# CHALLENGE
Return all lines in the material below that contain "object".

--- Start of MATERIAL PROVIDED ---

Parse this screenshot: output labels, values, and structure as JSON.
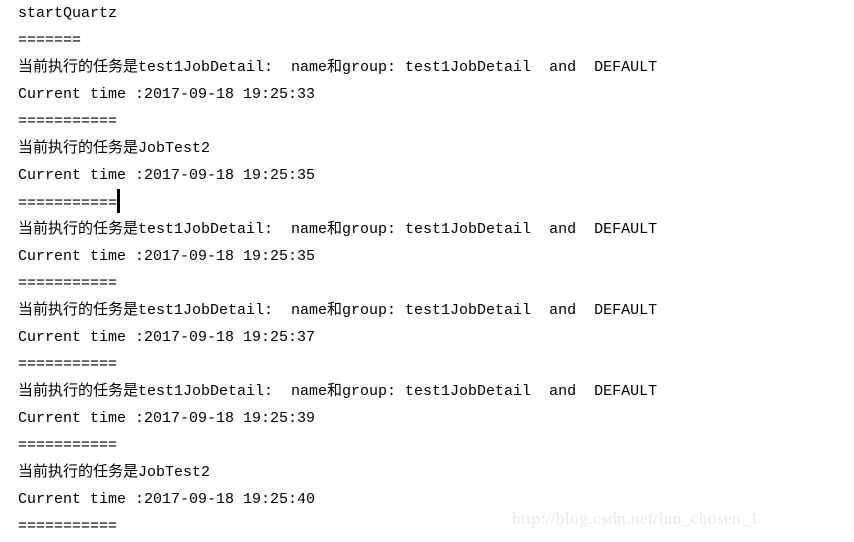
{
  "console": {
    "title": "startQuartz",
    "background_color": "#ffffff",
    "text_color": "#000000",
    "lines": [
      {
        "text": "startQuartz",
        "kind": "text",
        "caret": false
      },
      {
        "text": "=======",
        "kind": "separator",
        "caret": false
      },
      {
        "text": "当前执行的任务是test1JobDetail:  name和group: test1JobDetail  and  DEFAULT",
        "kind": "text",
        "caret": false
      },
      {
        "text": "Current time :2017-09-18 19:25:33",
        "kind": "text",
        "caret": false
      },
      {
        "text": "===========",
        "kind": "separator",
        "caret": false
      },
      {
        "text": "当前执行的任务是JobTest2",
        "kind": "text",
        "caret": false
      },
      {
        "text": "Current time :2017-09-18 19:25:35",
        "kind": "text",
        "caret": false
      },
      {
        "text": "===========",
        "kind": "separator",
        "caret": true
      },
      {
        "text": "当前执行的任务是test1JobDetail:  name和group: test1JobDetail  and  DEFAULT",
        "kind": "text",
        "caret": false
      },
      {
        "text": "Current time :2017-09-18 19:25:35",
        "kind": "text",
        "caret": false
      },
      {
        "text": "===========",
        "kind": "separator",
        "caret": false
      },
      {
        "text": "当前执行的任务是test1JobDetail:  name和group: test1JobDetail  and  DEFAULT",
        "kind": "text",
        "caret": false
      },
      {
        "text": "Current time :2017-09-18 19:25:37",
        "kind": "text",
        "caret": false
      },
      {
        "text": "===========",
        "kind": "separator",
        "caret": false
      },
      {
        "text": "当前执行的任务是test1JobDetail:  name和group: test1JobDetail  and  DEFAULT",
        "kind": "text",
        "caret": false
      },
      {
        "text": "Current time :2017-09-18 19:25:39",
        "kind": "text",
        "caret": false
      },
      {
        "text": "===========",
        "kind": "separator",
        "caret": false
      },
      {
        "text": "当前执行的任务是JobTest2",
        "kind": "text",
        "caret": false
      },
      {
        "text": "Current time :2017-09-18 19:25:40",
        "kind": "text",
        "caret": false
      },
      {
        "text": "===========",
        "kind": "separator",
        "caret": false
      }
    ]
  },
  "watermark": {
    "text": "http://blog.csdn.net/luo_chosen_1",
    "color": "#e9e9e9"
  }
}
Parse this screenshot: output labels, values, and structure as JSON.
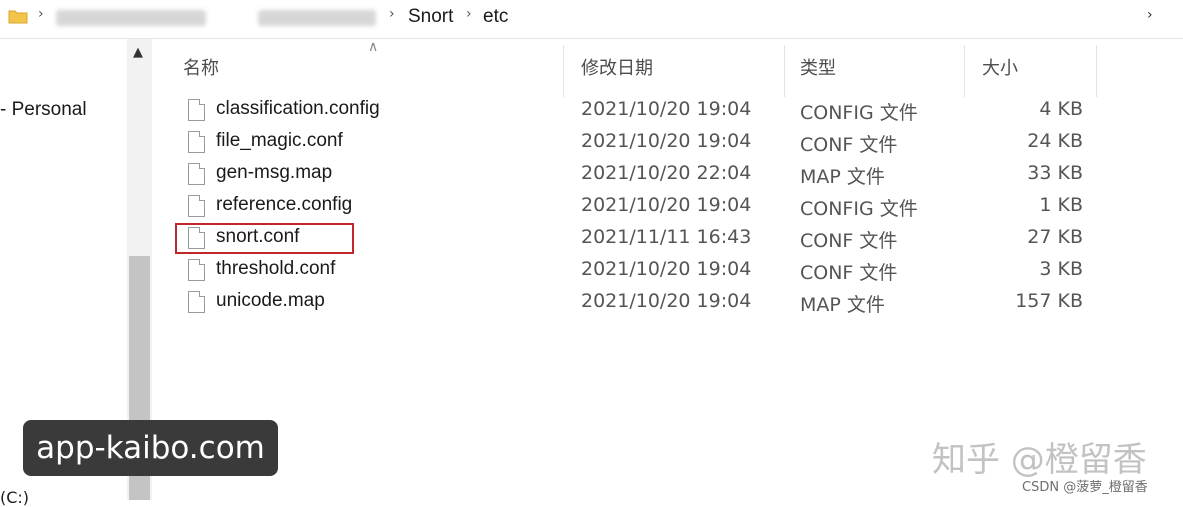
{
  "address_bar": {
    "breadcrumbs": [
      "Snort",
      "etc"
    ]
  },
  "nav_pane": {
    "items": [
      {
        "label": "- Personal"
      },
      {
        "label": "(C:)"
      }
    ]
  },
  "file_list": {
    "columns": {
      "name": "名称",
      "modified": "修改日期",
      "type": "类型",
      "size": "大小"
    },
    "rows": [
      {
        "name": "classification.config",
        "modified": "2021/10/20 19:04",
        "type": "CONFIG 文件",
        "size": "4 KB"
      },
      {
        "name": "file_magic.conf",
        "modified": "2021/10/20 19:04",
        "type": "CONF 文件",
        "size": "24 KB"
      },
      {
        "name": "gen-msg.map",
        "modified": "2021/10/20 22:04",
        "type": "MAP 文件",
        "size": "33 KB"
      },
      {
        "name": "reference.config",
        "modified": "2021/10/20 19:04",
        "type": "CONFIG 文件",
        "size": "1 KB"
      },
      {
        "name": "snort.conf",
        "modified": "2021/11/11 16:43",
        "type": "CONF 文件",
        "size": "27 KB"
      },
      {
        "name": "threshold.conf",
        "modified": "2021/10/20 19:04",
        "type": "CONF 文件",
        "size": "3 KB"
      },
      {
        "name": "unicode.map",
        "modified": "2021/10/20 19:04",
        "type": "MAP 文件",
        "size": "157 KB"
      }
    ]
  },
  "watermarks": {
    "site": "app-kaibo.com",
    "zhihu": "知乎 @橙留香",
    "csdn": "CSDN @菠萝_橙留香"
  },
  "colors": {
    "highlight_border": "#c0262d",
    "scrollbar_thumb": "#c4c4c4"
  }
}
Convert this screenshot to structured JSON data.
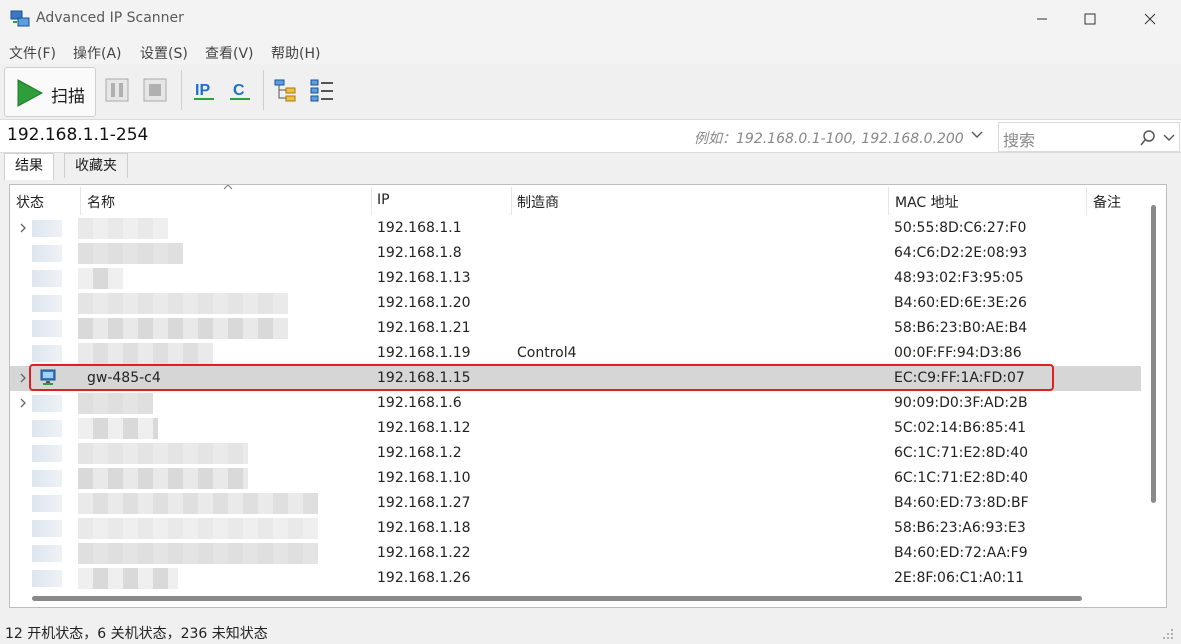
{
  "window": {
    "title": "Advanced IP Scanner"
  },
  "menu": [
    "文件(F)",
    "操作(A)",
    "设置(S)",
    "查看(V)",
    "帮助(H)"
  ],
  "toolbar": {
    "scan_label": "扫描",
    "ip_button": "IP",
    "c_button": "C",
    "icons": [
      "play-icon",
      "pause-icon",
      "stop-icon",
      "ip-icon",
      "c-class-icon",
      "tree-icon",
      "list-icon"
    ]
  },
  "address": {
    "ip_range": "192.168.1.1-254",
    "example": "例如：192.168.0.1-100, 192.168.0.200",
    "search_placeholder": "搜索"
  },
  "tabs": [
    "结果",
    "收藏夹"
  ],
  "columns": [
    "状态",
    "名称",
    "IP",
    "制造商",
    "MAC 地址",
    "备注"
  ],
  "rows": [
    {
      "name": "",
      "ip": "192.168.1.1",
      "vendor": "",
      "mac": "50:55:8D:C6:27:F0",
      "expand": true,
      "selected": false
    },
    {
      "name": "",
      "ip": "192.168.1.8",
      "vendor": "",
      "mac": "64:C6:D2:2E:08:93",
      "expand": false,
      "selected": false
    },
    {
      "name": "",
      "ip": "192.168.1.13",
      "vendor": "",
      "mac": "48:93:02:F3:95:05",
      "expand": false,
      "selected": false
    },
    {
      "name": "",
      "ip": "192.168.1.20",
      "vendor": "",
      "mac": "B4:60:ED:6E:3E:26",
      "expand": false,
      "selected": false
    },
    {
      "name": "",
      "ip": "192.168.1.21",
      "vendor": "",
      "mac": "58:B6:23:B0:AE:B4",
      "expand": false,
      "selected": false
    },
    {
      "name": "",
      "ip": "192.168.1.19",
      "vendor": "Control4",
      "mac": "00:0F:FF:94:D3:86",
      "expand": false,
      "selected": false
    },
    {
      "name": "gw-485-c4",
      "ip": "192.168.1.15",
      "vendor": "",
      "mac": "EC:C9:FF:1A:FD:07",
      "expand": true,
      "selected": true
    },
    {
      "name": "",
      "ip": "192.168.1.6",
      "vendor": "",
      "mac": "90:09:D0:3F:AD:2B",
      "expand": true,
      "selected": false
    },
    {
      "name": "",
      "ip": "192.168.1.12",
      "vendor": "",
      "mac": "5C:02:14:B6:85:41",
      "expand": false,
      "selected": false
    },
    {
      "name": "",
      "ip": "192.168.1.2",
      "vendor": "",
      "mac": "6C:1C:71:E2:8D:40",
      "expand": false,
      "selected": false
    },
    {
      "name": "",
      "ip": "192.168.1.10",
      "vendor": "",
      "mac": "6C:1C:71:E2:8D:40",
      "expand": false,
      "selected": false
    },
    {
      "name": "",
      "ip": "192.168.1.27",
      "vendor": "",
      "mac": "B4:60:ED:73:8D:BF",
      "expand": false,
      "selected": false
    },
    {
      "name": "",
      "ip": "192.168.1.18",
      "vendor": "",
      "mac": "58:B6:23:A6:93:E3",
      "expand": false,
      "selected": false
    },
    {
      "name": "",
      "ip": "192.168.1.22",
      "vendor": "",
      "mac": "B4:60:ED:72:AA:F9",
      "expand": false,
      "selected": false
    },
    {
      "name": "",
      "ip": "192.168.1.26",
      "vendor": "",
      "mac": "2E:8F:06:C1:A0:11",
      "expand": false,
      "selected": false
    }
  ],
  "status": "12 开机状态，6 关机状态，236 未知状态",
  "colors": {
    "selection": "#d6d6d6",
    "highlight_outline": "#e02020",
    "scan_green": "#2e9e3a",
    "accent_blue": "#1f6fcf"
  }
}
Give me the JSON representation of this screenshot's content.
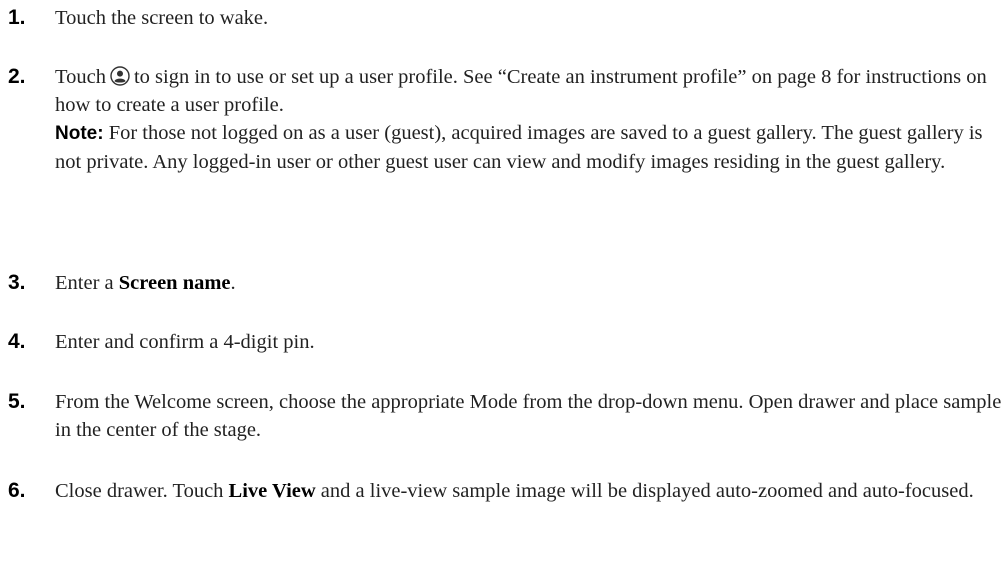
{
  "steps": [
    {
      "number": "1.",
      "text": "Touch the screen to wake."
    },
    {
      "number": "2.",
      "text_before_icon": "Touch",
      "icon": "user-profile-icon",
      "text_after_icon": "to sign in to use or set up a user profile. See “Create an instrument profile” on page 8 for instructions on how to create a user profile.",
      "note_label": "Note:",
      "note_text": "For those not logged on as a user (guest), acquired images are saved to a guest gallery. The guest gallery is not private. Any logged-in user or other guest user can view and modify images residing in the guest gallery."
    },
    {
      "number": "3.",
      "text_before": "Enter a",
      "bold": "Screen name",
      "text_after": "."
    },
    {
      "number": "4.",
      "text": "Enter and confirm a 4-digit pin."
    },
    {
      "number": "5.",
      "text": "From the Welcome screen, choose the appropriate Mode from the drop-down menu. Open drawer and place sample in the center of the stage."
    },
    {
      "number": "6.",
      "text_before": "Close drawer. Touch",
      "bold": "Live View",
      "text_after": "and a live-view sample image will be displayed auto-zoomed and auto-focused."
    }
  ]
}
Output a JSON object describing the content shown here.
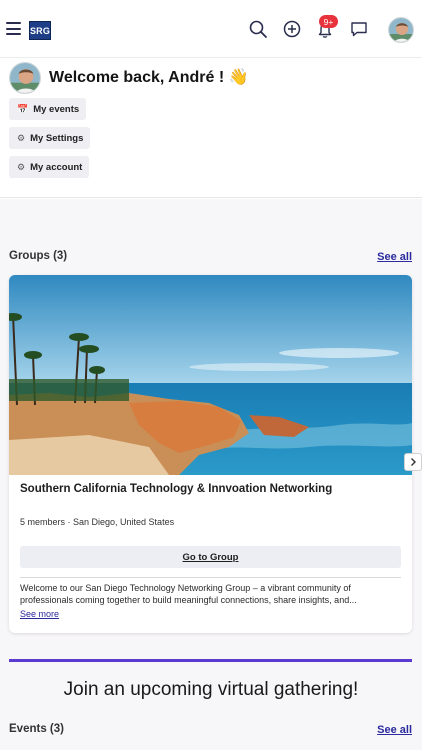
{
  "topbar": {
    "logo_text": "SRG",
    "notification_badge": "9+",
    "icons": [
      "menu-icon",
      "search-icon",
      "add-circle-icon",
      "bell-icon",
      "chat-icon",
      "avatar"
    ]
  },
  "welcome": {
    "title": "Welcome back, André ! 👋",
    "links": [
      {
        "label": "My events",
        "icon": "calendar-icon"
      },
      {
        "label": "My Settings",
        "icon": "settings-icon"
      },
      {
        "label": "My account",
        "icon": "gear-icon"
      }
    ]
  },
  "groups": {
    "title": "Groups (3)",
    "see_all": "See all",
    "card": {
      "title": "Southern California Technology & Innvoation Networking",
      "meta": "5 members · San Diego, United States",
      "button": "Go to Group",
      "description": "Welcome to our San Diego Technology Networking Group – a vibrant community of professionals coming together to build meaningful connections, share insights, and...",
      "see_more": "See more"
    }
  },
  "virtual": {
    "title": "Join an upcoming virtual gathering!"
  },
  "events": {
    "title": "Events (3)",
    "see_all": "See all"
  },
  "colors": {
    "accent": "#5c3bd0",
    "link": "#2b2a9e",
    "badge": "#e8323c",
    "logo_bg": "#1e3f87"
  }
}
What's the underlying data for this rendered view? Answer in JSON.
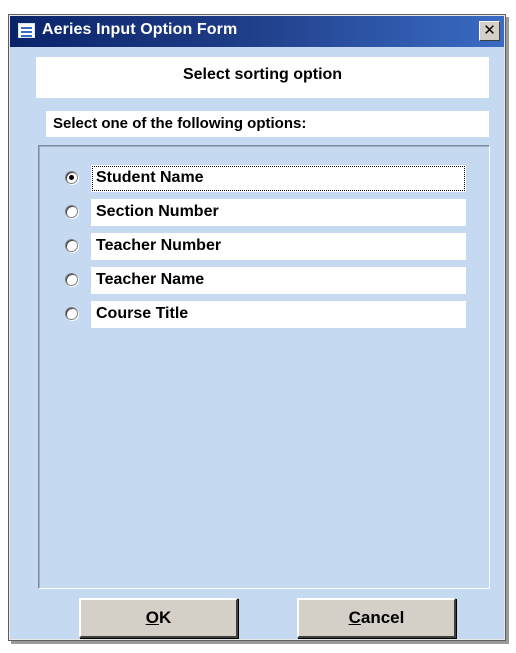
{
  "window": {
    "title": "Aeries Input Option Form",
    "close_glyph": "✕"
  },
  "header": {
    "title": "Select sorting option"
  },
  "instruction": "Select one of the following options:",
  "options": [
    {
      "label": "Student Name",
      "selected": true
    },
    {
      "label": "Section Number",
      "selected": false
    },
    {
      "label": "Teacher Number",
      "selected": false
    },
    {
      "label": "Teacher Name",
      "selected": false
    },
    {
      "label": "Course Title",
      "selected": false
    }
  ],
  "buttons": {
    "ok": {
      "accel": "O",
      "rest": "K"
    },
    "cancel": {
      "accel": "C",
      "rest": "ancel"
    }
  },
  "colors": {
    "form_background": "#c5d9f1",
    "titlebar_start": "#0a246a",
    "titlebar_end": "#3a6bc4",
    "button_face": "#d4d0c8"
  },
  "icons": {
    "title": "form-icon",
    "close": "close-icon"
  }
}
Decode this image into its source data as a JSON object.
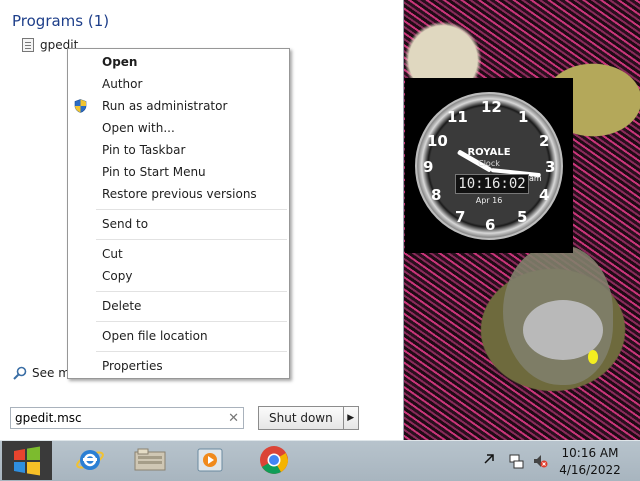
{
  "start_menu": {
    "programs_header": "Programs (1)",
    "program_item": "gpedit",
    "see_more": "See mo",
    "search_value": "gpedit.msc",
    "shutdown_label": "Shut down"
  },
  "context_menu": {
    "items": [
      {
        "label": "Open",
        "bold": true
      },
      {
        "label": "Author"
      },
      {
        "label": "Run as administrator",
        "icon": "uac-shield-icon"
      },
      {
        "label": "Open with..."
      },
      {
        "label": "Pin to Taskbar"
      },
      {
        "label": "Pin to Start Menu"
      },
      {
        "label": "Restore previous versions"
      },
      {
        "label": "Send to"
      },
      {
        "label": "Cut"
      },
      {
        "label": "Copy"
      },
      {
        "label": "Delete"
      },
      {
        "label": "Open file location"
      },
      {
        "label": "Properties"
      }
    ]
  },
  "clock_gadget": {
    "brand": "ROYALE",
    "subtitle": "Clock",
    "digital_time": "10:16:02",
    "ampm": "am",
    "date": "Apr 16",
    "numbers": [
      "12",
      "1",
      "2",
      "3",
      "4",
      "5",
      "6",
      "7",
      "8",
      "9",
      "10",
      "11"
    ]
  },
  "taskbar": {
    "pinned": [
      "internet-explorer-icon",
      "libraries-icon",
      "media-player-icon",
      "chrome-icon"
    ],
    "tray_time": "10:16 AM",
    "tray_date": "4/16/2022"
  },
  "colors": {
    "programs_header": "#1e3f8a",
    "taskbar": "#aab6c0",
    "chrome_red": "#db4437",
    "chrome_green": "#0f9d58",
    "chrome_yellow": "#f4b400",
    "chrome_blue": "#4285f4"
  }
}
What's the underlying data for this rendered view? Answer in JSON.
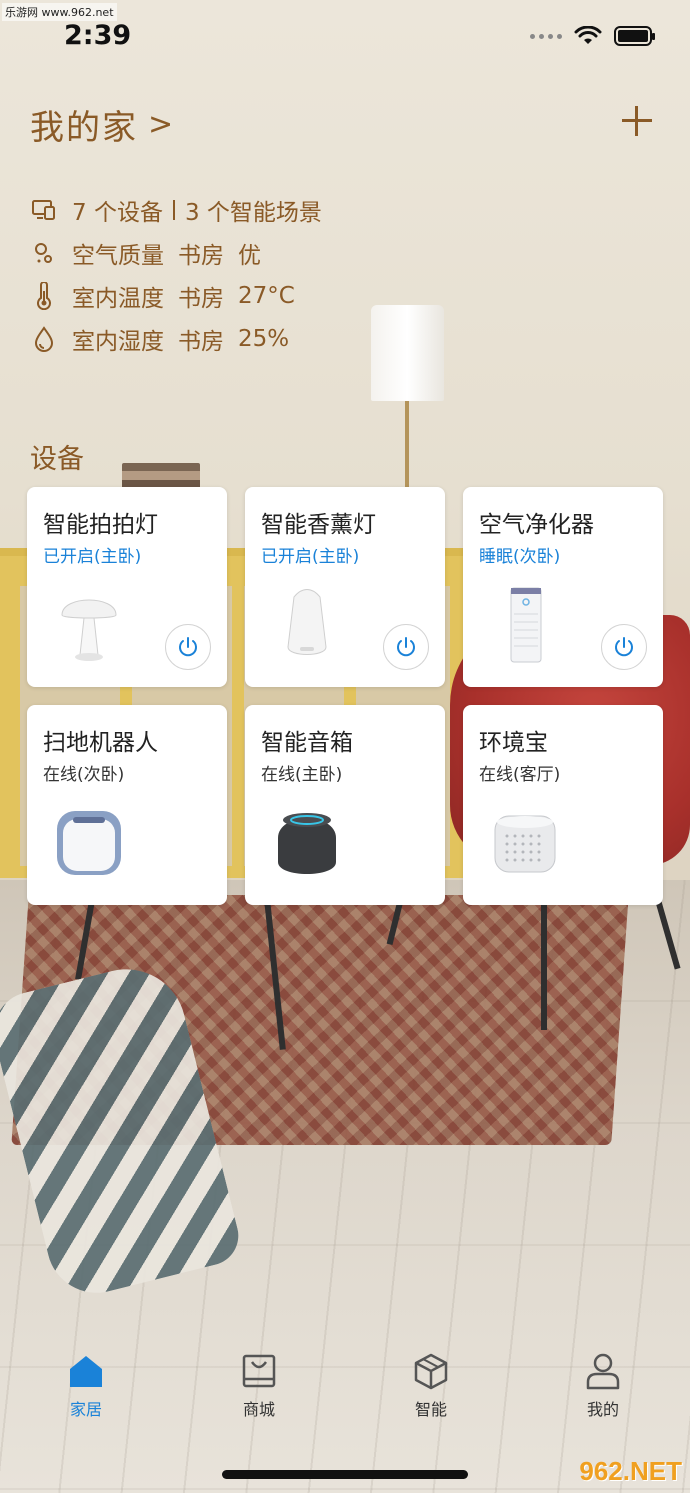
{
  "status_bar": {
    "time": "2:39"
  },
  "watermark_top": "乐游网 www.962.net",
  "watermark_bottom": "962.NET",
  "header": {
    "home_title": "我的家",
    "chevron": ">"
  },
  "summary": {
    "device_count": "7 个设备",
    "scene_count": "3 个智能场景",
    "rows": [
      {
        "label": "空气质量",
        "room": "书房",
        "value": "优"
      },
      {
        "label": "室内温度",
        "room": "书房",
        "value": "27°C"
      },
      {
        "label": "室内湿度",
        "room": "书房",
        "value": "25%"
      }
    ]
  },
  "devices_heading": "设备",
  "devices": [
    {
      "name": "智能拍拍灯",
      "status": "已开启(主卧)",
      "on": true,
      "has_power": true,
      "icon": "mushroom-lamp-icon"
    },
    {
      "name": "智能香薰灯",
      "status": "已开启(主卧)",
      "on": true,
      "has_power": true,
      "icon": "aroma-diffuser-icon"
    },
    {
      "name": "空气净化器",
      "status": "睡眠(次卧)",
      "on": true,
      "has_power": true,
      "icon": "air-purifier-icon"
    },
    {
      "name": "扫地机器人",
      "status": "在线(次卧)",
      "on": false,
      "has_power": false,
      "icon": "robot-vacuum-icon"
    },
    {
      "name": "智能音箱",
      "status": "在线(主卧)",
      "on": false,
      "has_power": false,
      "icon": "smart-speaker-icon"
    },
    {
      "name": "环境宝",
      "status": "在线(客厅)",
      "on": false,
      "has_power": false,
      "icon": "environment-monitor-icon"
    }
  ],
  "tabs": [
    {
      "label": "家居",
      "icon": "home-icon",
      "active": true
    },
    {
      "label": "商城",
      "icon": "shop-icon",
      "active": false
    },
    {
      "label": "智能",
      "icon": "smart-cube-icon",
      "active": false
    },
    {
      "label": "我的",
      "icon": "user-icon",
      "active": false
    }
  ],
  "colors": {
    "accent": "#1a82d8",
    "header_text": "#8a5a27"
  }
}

--- End of MATERIAL PROVIDED ---

# TASK RESULT
Output a JSON object describing the content shown here.
Decode this image into its source data as a JSON object.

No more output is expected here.